Task objective
Write out all of the data below word for word, but leave out the pictures.

Stored items
┄┄┄┄┄┄┄┄┄┄

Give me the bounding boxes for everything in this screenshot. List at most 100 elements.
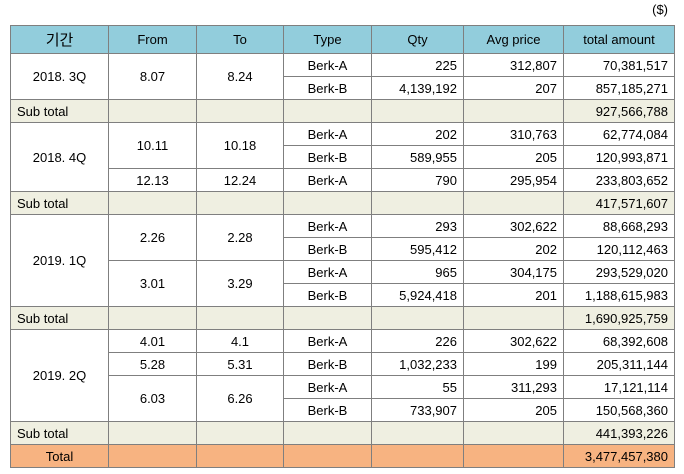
to-cell: 10.18 bbox=[196, 122, 284, 169]
type-cell: Berk-B bbox=[283, 145, 372, 169]
price-cell: 199 bbox=[463, 352, 564, 376]
type-cell: Berk-A bbox=[283, 375, 372, 399]
empty-cell bbox=[196, 191, 284, 215]
empty-cell bbox=[196, 421, 284, 445]
empty-cell bbox=[463, 444, 564, 468]
amount-cell: 857,185,271 bbox=[563, 76, 675, 100]
type-cell: Berk-B bbox=[283, 398, 372, 422]
amount-cell: 17,121,114 bbox=[563, 375, 675, 399]
qty-cell: 595,412 bbox=[371, 237, 464, 261]
empty-cell bbox=[108, 444, 197, 468]
empty-cell bbox=[463, 306, 564, 330]
type-cell: Berk-A bbox=[283, 260, 372, 284]
type-cell: Berk-B bbox=[283, 352, 372, 376]
empty-cell bbox=[371, 444, 464, 468]
price-cell: 295,954 bbox=[463, 168, 564, 192]
price-cell: 310,763 bbox=[463, 122, 564, 146]
amount-cell: 70,381,517 bbox=[563, 53, 675, 77]
table-row: 3.01 3.29 Berk-A 965 304,175 293,529,020 bbox=[11, 260, 675, 307]
from-cell: 6.03 bbox=[108, 375, 197, 422]
period-cell: 2019. 2Q bbox=[10, 329, 109, 422]
amount-cell: 88,668,293 bbox=[563, 214, 675, 238]
empty-cell bbox=[108, 306, 197, 330]
type-cell: Berk-A bbox=[283, 122, 372, 146]
period-cell: 2018. 4Q bbox=[10, 122, 109, 192]
table-row: Berk-B 4,139,192 207 857,185,271 bbox=[11, 76, 675, 100]
table-row: Berk-B 733,907 205 150,568,360 bbox=[11, 398, 675, 422]
empty-cell bbox=[196, 99, 284, 123]
amount-cell: 205,311,144 bbox=[563, 352, 675, 376]
empty-cell bbox=[371, 306, 464, 330]
table-row: 2018. 4Q 10.11 10.18 Berk-A 202 310,763 … bbox=[10, 122, 675, 192]
qty-cell: 293 bbox=[371, 214, 464, 238]
empty-cell bbox=[108, 191, 197, 215]
table-row: 2019. 2Q 4.01 4.1 Berk-A 226 302,622 68,… bbox=[10, 329, 675, 422]
empty-cell bbox=[108, 421, 197, 445]
subtotal-label: Sub total bbox=[10, 99, 109, 123]
to-cell: 4.1 bbox=[196, 329, 284, 353]
subtotal-label: Sub total bbox=[10, 421, 109, 445]
from-cell: 3.01 bbox=[108, 260, 197, 307]
table-row: Berk-B 595,412 202 120,112,463 bbox=[11, 237, 675, 261]
empty-cell bbox=[283, 191, 372, 215]
table-row: 2019. 1Q 2.26 2.28 Berk-A 293 302,622 88… bbox=[10, 214, 675, 307]
empty-cell bbox=[283, 99, 372, 123]
empty-cell bbox=[463, 99, 564, 123]
table-row: Berk-B 5,924,418 201 1,188,615,983 bbox=[11, 283, 675, 307]
to-cell: 2.28 bbox=[196, 214, 284, 261]
qty-cell: 790 bbox=[371, 168, 464, 192]
empty-cell bbox=[371, 99, 464, 123]
qty-cell: 1,032,233 bbox=[371, 352, 464, 376]
empty-cell bbox=[463, 191, 564, 215]
subtotal-label: Sub total bbox=[10, 191, 109, 215]
amount-cell: 62,774,084 bbox=[563, 122, 675, 146]
price-cell: 202 bbox=[463, 237, 564, 261]
price-cell: 304,175 bbox=[463, 260, 564, 284]
to-cell: 6.26 bbox=[196, 375, 284, 422]
price-cell: 207 bbox=[463, 76, 564, 100]
from-cell: 10.11 bbox=[108, 122, 197, 169]
to-cell: 3.29 bbox=[196, 260, 284, 307]
subtotal-row: Sub total 417,571,607 bbox=[10, 191, 675, 215]
header-qty: Qty bbox=[371, 25, 464, 54]
subtotal-row: Sub total 1,690,925,759 bbox=[10, 306, 675, 330]
amount-cell: 120,993,871 bbox=[563, 145, 675, 169]
from-cell: 5.28 bbox=[108, 352, 197, 376]
header-period: 기간 bbox=[10, 25, 109, 54]
type-cell: Berk-B bbox=[283, 76, 372, 100]
subtotal-row: Sub total 441,393,226 bbox=[10, 421, 675, 445]
header-from: From bbox=[108, 25, 197, 54]
period-cell: 2019. 1Q bbox=[10, 214, 109, 307]
subtotal-amount: 927,566,788 bbox=[563, 99, 675, 123]
total-label: Total bbox=[10, 444, 109, 468]
qty-cell: 4,139,192 bbox=[371, 76, 464, 100]
qty-cell: 225 bbox=[371, 53, 464, 77]
subtotal-label: Sub total bbox=[10, 306, 109, 330]
amount-cell: 150,568,360 bbox=[563, 398, 675, 422]
from-cell: 12.13 bbox=[108, 168, 197, 192]
empty-cell bbox=[371, 191, 464, 215]
table-row: 5.28 5.31 Berk-B 1,032,233 199 205,311,1… bbox=[11, 352, 675, 376]
from-cell: 4.01 bbox=[108, 329, 197, 353]
subtotal-amount: 417,571,607 bbox=[563, 191, 675, 215]
subtotal-amount: 441,393,226 bbox=[563, 421, 675, 445]
table-row: 2018. 3Q 8.07 8.24 Berk-A 225 312,807 70… bbox=[10, 53, 675, 100]
period-cell: 2018. 3Q bbox=[10, 53, 109, 100]
price-cell: 205 bbox=[463, 145, 564, 169]
amount-cell: 120,112,463 bbox=[563, 237, 675, 261]
price-cell: 311,293 bbox=[463, 375, 564, 399]
price-cell: 302,622 bbox=[463, 214, 564, 238]
qty-cell: 226 bbox=[371, 329, 464, 353]
qty-cell: 733,907 bbox=[371, 398, 464, 422]
empty-cell bbox=[371, 421, 464, 445]
price-cell: 312,807 bbox=[463, 53, 564, 77]
header-type: Type bbox=[283, 25, 372, 54]
to-cell: 5.31 bbox=[196, 352, 284, 376]
subtotal-amount: 1,690,925,759 bbox=[563, 306, 675, 330]
type-cell: Berk-A bbox=[283, 168, 372, 192]
from-cell: 2.26 bbox=[108, 214, 197, 261]
total-row: Total 3,477,457,380 bbox=[10, 444, 675, 468]
price-cell: 302,622 bbox=[463, 329, 564, 353]
header-to: To bbox=[196, 25, 284, 54]
amount-cell: 1,188,615,983 bbox=[563, 283, 675, 307]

┄┄┄┄┄┄┄┄┄┄

Result for this exercise
Give me the bounding boxes for everything in this screenshot. List at most 100 elements.
to-cell: 10.18 bbox=[196, 122, 284, 169]
type-cell: Berk-B bbox=[283, 145, 372, 169]
price-cell: 199 bbox=[463, 352, 564, 376]
type-cell: Berk-A bbox=[283, 375, 372, 399]
empty-cell bbox=[196, 191, 284, 215]
empty-cell bbox=[196, 421, 284, 445]
empty-cell bbox=[463, 444, 564, 468]
amount-cell: 857,185,271 bbox=[563, 76, 675, 100]
type-cell: Berk-B bbox=[283, 398, 372, 422]
amount-cell: 17,121,114 bbox=[563, 375, 675, 399]
qty-cell: 595,412 bbox=[371, 237, 464, 261]
empty-cell bbox=[108, 444, 197, 468]
empty-cell bbox=[463, 306, 564, 330]
type-cell: Berk-A bbox=[283, 260, 372, 284]
type-cell: Berk-B bbox=[283, 352, 372, 376]
empty-cell bbox=[371, 444, 464, 468]
price-cell: 295,954 bbox=[463, 168, 564, 192]
price-cell: 310,763 bbox=[463, 122, 564, 146]
amount-cell: 70,381,517 bbox=[563, 53, 675, 77]
table-row: 3.01 3.29 Berk-A 965 304,175 293,529,020 bbox=[11, 260, 675, 307]
from-cell: 6.03 bbox=[108, 375, 197, 422]
period-cell: 2019. 2Q bbox=[10, 329, 109, 422]
amount-cell: 88,668,293 bbox=[563, 214, 675, 238]
empty-cell bbox=[108, 306, 197, 330]
type-cell: Berk-A bbox=[283, 122, 372, 146]
period-cell: 2018. 4Q bbox=[10, 122, 109, 192]
table-row: Berk-B 4,139,192 207 857,185,271 bbox=[11, 76, 675, 100]
table-row: Berk-B 733,907 205 150,568,360 bbox=[11, 398, 675, 422]
empty-cell bbox=[196, 99, 284, 123]
amount-cell: 205,311,144 bbox=[563, 352, 675, 376]
empty-cell bbox=[371, 306, 464, 330]
table-row: 2018. 4Q 10.11 10.18 Berk-A 202 310,763 … bbox=[10, 122, 675, 192]
qty-cell: 293 bbox=[371, 214, 464, 238]
empty-cell bbox=[108, 191, 197, 215]
table-row: 2019. 2Q 4.01 4.1 Berk-A 226 302,622 68,… bbox=[10, 329, 675, 422]
empty-cell bbox=[108, 421, 197, 445]
subtotal-label: Sub total bbox=[10, 99, 109, 123]
to-cell: 4.1 bbox=[196, 329, 284, 353]
subtotal-label: Sub total bbox=[10, 421, 109, 445]
from-cell: 3.01 bbox=[108, 260, 197, 307]
table-row: Berk-B 595,412 202 120,112,463 bbox=[11, 237, 675, 261]
empty-cell bbox=[283, 191, 372, 215]
table-row: 2019. 1Q 2.26 2.28 Berk-A 293 302,622 88… bbox=[10, 214, 675, 307]
empty-cell bbox=[283, 99, 372, 123]
empty-cell bbox=[463, 99, 564, 123]
table-row: Berk-B 5,924,418 201 1,188,615,983 bbox=[11, 283, 675, 307]
to-cell: 2.28 bbox=[196, 214, 284, 261]
qty-cell: 790 bbox=[371, 168, 464, 192]
empty-cell bbox=[371, 99, 464, 123]
qty-cell: 1,032,233 bbox=[371, 352, 464, 376]
empty-cell bbox=[463, 191, 564, 215]
subtotal-label: Sub total bbox=[10, 191, 109, 215]
amount-cell: 62,774,084 bbox=[563, 122, 675, 146]
price-cell: 202 bbox=[463, 237, 564, 261]
price-cell: 304,175 bbox=[463, 260, 564, 284]
to-cell: 6.26 bbox=[196, 375, 284, 422]
price-cell: 207 bbox=[463, 76, 564, 100]
from-cell: 10.11 bbox=[108, 122, 197, 169]
to-cell: 3.29 bbox=[196, 260, 284, 307]
subtotal-row: Sub total 417,571,607 bbox=[10, 191, 675, 215]
header-qty: Qty bbox=[371, 25, 464, 54]
subtotal-row: Sub total 1,690,925,759 bbox=[10, 306, 675, 330]
amount-cell: 120,993,871 bbox=[563, 145, 675, 169]
from-cell: 5.28 bbox=[108, 352, 197, 376]
header-period: 기간 bbox=[10, 25, 109, 54]
type-cell: Berk-B bbox=[283, 76, 372, 100]
subtotal-row: Sub total 441,393,226 bbox=[10, 421, 675, 445]
header-from: From bbox=[108, 25, 197, 54]
period-cell: 2019. 1Q bbox=[10, 214, 109, 307]
subtotal-amount: 927,566,788 bbox=[563, 99, 675, 123]
total-label: Total bbox=[10, 444, 109, 468]
qty-cell: 4,139,192 bbox=[371, 76, 464, 100]
qty-cell: 225 bbox=[371, 53, 464, 77]
subtotal-label: Sub total bbox=[10, 306, 109, 330]
amount-cell: 150,568,360 bbox=[563, 398, 675, 422]
from-cell: 12.13 bbox=[108, 168, 197, 192]
empty-cell bbox=[371, 191, 464, 215]
table-row: 5.28 5.31 Berk-B 1,032,233 199 205,311,1… bbox=[11, 352, 675, 376]
from-cell: 4.01 bbox=[108, 329, 197, 353]
subtotal-amount: 417,571,607 bbox=[563, 191, 675, 215]
subtotal-amount: 441,393,226 bbox=[563, 421, 675, 445]
table-row: 2018. 3Q 8.07 8.24 Berk-A 225 312,807 70… bbox=[10, 53, 675, 100]
period-cell: 2018. 3Q bbox=[10, 53, 109, 100]
price-cell: 205 bbox=[463, 145, 564, 169]
amount-cell: 120,112,463 bbox=[563, 237, 675, 261]
price-cell: 311,293 bbox=[463, 375, 564, 399]
price-cell: 302,622 bbox=[463, 214, 564, 238]
qty-cell: 226 bbox=[371, 329, 464, 353]
qty-cell: 733,907 bbox=[371, 398, 464, 422]
empty-cell bbox=[371, 421, 464, 445]
price-cell: 312,807 bbox=[463, 53, 564, 77]
header-type: Type bbox=[283, 25, 372, 54]
to-cell: 5.31 bbox=[196, 352, 284, 376]
subtotal-amount: 1,690,925,759 bbox=[563, 306, 675, 330]
type-cell: Berk-A bbox=[283, 168, 372, 192]
from-cell: 2.26 bbox=[108, 214, 197, 261]
total-row: Total 3,477,457,380 bbox=[10, 444, 675, 468]
price-cell: 302,622 bbox=[463, 329, 564, 353]
header-to: To bbox=[196, 25, 284, 54]
amount-cell: 1,188,615,983 bbox=[563, 283, 675, 307]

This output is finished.